- **YOUR INSTRUCTIONS**
All records below must be retyped exactly.

[START MATERIAL PROVIDED]

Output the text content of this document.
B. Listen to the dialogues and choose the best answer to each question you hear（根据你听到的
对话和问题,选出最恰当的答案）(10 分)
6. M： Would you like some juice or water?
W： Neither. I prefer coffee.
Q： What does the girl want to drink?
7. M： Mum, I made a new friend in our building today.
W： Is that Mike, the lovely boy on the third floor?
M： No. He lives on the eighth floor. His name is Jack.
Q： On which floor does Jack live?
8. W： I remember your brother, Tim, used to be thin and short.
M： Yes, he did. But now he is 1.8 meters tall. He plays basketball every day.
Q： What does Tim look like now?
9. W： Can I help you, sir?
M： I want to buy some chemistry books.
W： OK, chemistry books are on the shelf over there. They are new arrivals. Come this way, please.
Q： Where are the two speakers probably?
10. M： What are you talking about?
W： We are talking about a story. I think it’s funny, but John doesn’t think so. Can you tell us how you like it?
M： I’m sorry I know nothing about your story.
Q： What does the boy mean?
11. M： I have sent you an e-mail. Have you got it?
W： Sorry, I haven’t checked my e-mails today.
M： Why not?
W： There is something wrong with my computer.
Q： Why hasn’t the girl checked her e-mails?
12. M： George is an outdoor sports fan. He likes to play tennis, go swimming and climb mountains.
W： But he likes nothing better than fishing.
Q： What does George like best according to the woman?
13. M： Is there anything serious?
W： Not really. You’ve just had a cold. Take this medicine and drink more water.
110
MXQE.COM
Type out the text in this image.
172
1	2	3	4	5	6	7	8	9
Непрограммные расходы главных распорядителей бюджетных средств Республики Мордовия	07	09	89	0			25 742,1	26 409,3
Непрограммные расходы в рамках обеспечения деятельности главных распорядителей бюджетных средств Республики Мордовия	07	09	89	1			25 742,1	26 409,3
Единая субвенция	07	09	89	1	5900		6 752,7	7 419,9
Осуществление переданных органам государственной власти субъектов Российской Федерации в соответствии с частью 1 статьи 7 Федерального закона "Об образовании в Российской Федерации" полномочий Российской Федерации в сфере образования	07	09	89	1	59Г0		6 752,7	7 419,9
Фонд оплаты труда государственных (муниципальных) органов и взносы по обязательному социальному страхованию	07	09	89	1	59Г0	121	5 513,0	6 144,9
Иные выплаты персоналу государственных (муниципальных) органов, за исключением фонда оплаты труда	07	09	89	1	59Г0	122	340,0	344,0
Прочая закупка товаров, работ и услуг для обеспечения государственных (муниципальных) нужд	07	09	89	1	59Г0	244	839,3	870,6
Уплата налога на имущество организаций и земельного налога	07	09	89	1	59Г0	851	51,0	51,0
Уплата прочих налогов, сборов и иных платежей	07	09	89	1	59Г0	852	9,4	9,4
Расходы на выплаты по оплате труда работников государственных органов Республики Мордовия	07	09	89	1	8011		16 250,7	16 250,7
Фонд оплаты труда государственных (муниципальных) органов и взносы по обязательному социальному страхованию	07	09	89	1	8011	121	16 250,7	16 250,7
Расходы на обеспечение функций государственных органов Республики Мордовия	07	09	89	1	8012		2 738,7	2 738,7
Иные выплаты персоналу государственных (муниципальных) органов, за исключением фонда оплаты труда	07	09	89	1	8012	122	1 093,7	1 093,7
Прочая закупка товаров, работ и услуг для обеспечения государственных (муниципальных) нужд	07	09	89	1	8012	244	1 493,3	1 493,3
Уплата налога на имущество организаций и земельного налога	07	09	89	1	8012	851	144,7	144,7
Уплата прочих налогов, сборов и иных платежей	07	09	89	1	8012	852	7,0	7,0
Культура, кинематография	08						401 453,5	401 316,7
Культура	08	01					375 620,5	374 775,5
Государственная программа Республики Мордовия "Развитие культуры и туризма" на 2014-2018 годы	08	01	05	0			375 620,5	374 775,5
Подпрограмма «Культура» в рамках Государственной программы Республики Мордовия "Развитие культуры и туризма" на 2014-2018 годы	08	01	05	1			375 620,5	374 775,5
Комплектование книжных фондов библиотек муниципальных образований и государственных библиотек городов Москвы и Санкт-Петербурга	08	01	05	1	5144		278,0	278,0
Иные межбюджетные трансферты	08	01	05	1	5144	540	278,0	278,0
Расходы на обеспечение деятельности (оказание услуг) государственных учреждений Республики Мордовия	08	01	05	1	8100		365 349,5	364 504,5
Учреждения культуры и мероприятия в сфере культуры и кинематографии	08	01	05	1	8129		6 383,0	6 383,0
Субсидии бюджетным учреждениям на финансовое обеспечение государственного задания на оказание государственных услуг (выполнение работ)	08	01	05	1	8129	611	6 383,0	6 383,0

[END MATERIAL PROVIDED]

- **OUTPUT**
Output the text content of this document.
B. Listen to the dialogues and choose the best answer to each question you hear（根据你听到的
对话和问题,选出最恰当的答案）(10 分)
6. M： Would you like some juice or water?
W： Neither. I prefer coffee.
Q： What does the girl want to drink?
7. M： Mum, I made a new friend in our building today.
W： Is that Mike, the lovely boy on the third floor?
M： No. He lives on the eighth floor. His name is Jack.
Q： On which floor does Jack live?
8. W： I remember your brother, Tim, used to be thin and short.
M： Yes, he did. But now he is 1.8 meters tall. He plays basketball every day.
Q： What does Tim look like now?
9. W： Can I help you, sir?
M： I want to buy some chemistry books.
W： OK, chemistry books are on the shelf over there. They are new arrivals. Come this way, please.
Q： Where are the two speakers probably?
10. M： What are you talking about?
W： We are talking about a story. I think it’s funny, but John doesn’t think so. Can you tell us how you like it?
M： I’m sorry I know nothing about your story.
Q： What does the boy mean?
11. M： I have sent you an e-mail. Have you got it?
W： Sorry, I haven’t checked my e-mails today.
M： Why not?
W： There is something wrong with my computer.
Q： Why hasn’t the girl checked her e-mails?
12. M： George is an outdoor sports fan. He likes to play tennis, go swimming and climb mountains.
W： But he likes nothing better than fishing.
Q： What does George like best according to the woman?
13. M： Is there anything serious?
W： Not really. You’ve just had a cold. Take this medicine and drink more water.
110
MXQE.COM
Type out the text in this image.
172
1	2	3	4	5	6	7	8	9
Непрограммные расходы главных распорядителей бюджетных средств Республики Мордовия	07	09	89	0			25 742,1	26 409,3
Непрограммные расходы в рамках обеспечения деятельности главных распорядителей бюджетных средств Республики Мордовия	07	09	89	1			25 742,1	26 409,3
Единая субвенция	07	09	89	1	5900		6 752,7	7 419,9
Осуществление переданных органам государственной власти субъектов Российской Федерации в соответствии с частью 1 статьи 7 Федерального закона "Об образовании в Российской Федерации" полномочий Российской Федерации в сфере образования	07	09	89	1	59Г0		6 752,7	7 419,9
Фонд оплаты труда государственных (муниципальных) органов и взносы по обязательному социальному страхованию	07	09	89	1	59Г0	121	5 513,0	6 144,9
Иные выплаты персоналу государственных (муниципальных) органов, за исключением фонда оплаты труда	07	09	89	1	59Г0	122	340,0	344,0
Прочая закупка товаров, работ и услуг для обеспечения государственных (муниципальных) нужд	07	09	89	1	59Г0	244	839,3	870,6
Уплата налога на имущество организаций и земельного налога	07	09	89	1	59Г0	851	51,0	51,0
Уплата прочих налогов, сборов и иных платежей	07	09	89	1	59Г0	852	9,4	9,4
Расходы на выплаты по оплате труда работников государственных органов Республики Мордовия	07	09	89	1	8011		16 250,7	16 250,7
Фонд оплаты труда государственных (муниципальных) органов и взносы по обязательному социальному страхованию	07	09	89	1	8011	121	16 250,7	16 250,7
Расходы на обеспечение функций государственных органов Республики Мордовия	07	09	89	1	8012		2 738,7	2 738,7
Иные выплаты персоналу государственных (муниципальных) органов, за исключением фонда оплаты труда	07	09	89	1	8012	122	1 093,7	1 093,7
Прочая закупка товаров, работ и услуг для обеспечения государственных (муниципальных) нужд	07	09	89	1	8012	244	1 493,3	1 493,3
Уплата налога на имущество организаций и земельного налога	07	09	89	1	8012	851	144,7	144,7
Уплата прочих налогов, сборов и иных платежей	07	09	89	1	8012	852	7,0	7,0
Культура, кинематография	08						401 453,5	401 316,7
Культура	08	01					375 620,5	374 775,5
Государственная программа Республики Мордовия "Развитие культуры и туризма" на 2014-2018 годы	08	01	05	0			375 620,5	374 775,5
Подпрограмма «Культура» в рамках Государственной программы Республики Мордовия "Развитие культуры и туризма" на 2014-2018 годы	08	01	05	1			375 620,5	374 775,5
Комплектование книжных фондов библиотек муниципальных образований и государственных библиотек городов Москвы и Санкт-Петербурга	08	01	05	1	5144		278,0	278,0
Иные межбюджетные трансферты	08	01	05	1	5144	540	278,0	278,0
Расходы на обеспечение деятельности (оказание услуг) государственных учреждений Республики Мордовия	08	01	05	1	8100		365 349,5	364 504,5
Учреждения культуры и мероприятия в сфере культуры и кинематографии	08	01	05	1	8129		6 383,0	6 383,0
Субсидии бюджетным учреждениям на финансовое обеспечение государственного задания на оказание государственных услуг (выполнение работ)	08	01	05	1	8129	611	6 383,0	6 383,0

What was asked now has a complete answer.